Problem to solve: Reproduce the entries in full, with no changes.

Available data:
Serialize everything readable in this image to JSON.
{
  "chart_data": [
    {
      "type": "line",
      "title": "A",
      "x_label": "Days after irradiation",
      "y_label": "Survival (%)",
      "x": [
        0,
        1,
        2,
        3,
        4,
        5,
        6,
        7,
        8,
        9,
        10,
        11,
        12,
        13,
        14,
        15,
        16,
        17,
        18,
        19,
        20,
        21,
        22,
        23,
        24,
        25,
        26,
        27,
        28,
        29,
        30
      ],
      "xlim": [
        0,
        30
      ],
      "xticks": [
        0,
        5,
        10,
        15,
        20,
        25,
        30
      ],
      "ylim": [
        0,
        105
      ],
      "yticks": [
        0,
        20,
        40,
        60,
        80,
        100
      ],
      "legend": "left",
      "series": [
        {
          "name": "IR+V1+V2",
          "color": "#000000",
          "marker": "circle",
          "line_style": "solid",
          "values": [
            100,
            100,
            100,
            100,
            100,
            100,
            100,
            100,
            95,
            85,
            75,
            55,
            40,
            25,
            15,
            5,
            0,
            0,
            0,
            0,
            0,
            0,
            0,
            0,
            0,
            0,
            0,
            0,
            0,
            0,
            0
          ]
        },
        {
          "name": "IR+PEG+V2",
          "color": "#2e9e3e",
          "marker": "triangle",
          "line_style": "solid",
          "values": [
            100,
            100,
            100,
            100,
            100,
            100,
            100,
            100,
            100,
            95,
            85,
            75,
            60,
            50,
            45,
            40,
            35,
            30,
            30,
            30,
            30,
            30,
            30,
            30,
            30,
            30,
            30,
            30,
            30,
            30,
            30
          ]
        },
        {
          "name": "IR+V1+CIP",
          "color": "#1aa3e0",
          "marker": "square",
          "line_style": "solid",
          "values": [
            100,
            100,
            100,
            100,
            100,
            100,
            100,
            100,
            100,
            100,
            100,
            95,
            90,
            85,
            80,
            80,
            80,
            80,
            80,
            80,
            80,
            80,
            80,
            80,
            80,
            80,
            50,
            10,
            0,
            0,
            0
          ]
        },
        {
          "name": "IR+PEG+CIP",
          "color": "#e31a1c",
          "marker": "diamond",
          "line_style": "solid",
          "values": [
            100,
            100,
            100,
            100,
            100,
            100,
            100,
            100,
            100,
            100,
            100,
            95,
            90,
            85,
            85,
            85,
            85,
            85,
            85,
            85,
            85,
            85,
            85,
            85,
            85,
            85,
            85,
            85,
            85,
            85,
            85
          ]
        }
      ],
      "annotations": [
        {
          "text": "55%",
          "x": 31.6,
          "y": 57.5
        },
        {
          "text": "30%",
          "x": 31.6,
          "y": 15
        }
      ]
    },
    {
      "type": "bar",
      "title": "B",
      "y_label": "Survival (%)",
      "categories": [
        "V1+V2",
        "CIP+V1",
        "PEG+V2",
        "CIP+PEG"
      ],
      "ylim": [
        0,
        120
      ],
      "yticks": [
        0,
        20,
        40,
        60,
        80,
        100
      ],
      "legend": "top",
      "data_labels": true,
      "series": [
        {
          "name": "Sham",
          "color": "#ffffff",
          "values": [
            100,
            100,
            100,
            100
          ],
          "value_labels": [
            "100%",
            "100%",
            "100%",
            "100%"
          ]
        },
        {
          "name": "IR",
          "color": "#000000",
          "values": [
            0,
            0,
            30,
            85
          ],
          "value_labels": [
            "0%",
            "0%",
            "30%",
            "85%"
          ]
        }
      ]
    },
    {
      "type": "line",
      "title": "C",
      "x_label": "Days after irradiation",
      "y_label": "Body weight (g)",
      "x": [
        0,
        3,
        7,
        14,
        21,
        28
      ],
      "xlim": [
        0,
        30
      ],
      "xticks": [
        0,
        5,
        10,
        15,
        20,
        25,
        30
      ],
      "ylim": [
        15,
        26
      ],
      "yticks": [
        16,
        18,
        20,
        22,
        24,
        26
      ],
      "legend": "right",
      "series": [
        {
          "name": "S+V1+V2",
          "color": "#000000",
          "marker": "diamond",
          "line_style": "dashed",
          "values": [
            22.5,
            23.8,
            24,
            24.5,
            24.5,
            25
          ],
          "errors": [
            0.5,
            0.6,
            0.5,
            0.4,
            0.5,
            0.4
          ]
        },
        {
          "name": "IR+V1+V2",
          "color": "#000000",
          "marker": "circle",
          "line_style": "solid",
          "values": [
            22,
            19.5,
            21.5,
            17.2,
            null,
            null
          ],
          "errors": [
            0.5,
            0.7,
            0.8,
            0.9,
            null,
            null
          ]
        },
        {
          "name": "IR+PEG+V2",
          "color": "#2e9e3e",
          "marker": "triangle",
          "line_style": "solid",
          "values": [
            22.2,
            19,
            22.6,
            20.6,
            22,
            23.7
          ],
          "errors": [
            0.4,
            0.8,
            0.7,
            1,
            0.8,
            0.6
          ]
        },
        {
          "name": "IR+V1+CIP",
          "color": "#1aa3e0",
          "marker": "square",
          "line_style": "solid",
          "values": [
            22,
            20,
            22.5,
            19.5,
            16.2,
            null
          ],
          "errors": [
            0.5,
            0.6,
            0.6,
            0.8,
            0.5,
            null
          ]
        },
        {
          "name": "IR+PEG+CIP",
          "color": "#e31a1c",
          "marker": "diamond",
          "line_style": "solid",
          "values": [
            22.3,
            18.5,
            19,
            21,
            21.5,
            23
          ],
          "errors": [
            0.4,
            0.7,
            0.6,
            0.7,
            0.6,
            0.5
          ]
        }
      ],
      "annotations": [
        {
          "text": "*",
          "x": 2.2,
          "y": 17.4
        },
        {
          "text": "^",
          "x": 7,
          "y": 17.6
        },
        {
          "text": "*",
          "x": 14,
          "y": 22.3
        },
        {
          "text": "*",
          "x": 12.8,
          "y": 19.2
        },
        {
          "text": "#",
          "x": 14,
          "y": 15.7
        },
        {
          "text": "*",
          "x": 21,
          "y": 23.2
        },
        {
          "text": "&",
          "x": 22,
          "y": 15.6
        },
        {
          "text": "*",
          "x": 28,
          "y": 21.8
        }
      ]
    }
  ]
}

Result:
Serialize everything readable in this image to JSON.
{
  "chart_data": [
    {
      "type": "line",
      "title": "A",
      "x_label": "Days after irradiation",
      "y_label": "Survival (%)",
      "x": [
        0,
        1,
        2,
        3,
        4,
        5,
        6,
        7,
        8,
        9,
        10,
        11,
        12,
        13,
        14,
        15,
        16,
        17,
        18,
        19,
        20,
        21,
        22,
        23,
        24,
        25,
        26,
        27,
        28,
        29,
        30
      ],
      "xlim": [
        0,
        30
      ],
      "xticks": [
        0,
        5,
        10,
        15,
        20,
        25,
        30
      ],
      "ylim": [
        0,
        105
      ],
      "yticks": [
        0,
        20,
        40,
        60,
        80,
        100
      ],
      "legend": "left",
      "series": [
        {
          "name": "IR+V1+V2",
          "color": "#000000",
          "marker": "circle",
          "line_style": "solid",
          "values": [
            100,
            100,
            100,
            100,
            100,
            100,
            100,
            100,
            95,
            85,
            75,
            55,
            40,
            25,
            15,
            5,
            0,
            0,
            0,
            0,
            0,
            0,
            0,
            0,
            0,
            0,
            0,
            0,
            0,
            0,
            0
          ]
        },
        {
          "name": "IR+PEG+V2",
          "color": "#2e9e3e",
          "marker": "triangle",
          "line_style": "solid",
          "values": [
            100,
            100,
            100,
            100,
            100,
            100,
            100,
            100,
            100,
            95,
            85,
            75,
            60,
            50,
            45,
            40,
            35,
            30,
            30,
            30,
            30,
            30,
            30,
            30,
            30,
            30,
            30,
            30,
            30,
            30,
            30
          ]
        },
        {
          "name": "IR+V1+CIP",
          "color": "#1aa3e0",
          "marker": "square",
          "line_style": "solid",
          "values": [
            100,
            100,
            100,
            100,
            100,
            100,
            100,
            100,
            100,
            100,
            100,
            95,
            90,
            85,
            80,
            80,
            80,
            80,
            80,
            80,
            80,
            80,
            80,
            80,
            80,
            80,
            50,
            10,
            0,
            0,
            0
          ]
        },
        {
          "name": "IR+PEG+CIP",
          "color": "#e31a1c",
          "marker": "diamond",
          "line_style": "solid",
          "values": [
            100,
            100,
            100,
            100,
            100,
            100,
            100,
            100,
            100,
            100,
            100,
            95,
            90,
            85,
            85,
            85,
            85,
            85,
            85,
            85,
            85,
            85,
            85,
            85,
            85,
            85,
            85,
            85,
            85,
            85,
            85
          ]
        }
      ],
      "annotations": [
        {
          "text": "55%",
          "x": 31.6,
          "y": 57.5
        },
        {
          "text": "30%",
          "x": 31.6,
          "y": 15
        }
      ]
    },
    {
      "type": "bar",
      "title": "B",
      "y_label": "Survival (%)",
      "categories": [
        "V1+V2",
        "CIP+V1",
        "PEG+V2",
        "CIP+PEG"
      ],
      "ylim": [
        0,
        120
      ],
      "yticks": [
        0,
        20,
        40,
        60,
        80,
        100
      ],
      "legend": "top",
      "data_labels": true,
      "series": [
        {
          "name": "Sham",
          "color": "#ffffff",
          "values": [
            100,
            100,
            100,
            100
          ],
          "value_labels": [
            "100%",
            "100%",
            "100%",
            "100%"
          ]
        },
        {
          "name": "IR",
          "color": "#000000",
          "values": [
            0,
            0,
            30,
            85
          ],
          "value_labels": [
            "0%",
            "0%",
            "30%",
            "85%"
          ]
        }
      ]
    },
    {
      "type": "line",
      "title": "C",
      "x_label": "Days after irradiation",
      "y_label": "Body weight (g)",
      "x": [
        0,
        3,
        7,
        14,
        21,
        28
      ],
      "xlim": [
        0,
        30
      ],
      "xticks": [
        0,
        5,
        10,
        15,
        20,
        25,
        30
      ],
      "ylim": [
        15,
        26
      ],
      "yticks": [
        16,
        18,
        20,
        22,
        24,
        26
      ],
      "legend": "right",
      "series": [
        {
          "name": "S+V1+V2",
          "color": "#000000",
          "marker": "diamond",
          "line_style": "dashed",
          "values": [
            22.5,
            23.8,
            24,
            24.5,
            24.5,
            25
          ],
          "errors": [
            0.5,
            0.6,
            0.5,
            0.4,
            0.5,
            0.4
          ]
        },
        {
          "name": "IR+V1+V2",
          "color": "#000000",
          "marker": "circle",
          "line_style": "solid",
          "values": [
            22,
            19.5,
            21.5,
            17.2,
            null,
            null
          ],
          "errors": [
            0.5,
            0.7,
            0.8,
            0.9,
            null,
            null
          ]
        },
        {
          "name": "IR+PEG+V2",
          "color": "#2e9e3e",
          "marker": "triangle",
          "line_style": "solid",
          "values": [
            22.2,
            19,
            22.6,
            20.6,
            22,
            23.7
          ],
          "errors": [
            0.4,
            0.8,
            0.7,
            1,
            0.8,
            0.6
          ]
        },
        {
          "name": "IR+V1+CIP",
          "color": "#1aa3e0",
          "marker": "square",
          "line_style": "solid",
          "values": [
            22,
            20,
            22.5,
            19.5,
            16.2,
            null
          ],
          "errors": [
            0.5,
            0.6,
            0.6,
            0.8,
            0.5,
            null
          ]
        },
        {
          "name": "IR+PEG+CIP",
          "color": "#e31a1c",
          "marker": "diamond",
          "line_style": "solid",
          "values": [
            22.3,
            18.5,
            19,
            21,
            21.5,
            23
          ],
          "errors": [
            0.4,
            0.7,
            0.6,
            0.7,
            0.6,
            0.5
          ]
        }
      ],
      "annotations": [
        {
          "text": "*",
          "x": 2.2,
          "y": 17.4
        },
        {
          "text": "^",
          "x": 7,
          "y": 17.6
        },
        {
          "text": "*",
          "x": 14,
          "y": 22.3
        },
        {
          "text": "*",
          "x": 12.8,
          "y": 19.2
        },
        {
          "text": "#",
          "x": 14,
          "y": 15.7
        },
        {
          "text": "*",
          "x": 21,
          "y": 23.2
        },
        {
          "text": "&",
          "x": 22,
          "y": 15.6
        },
        {
          "text": "*",
          "x": 28,
          "y": 21.8
        }
      ]
    }
  ]
}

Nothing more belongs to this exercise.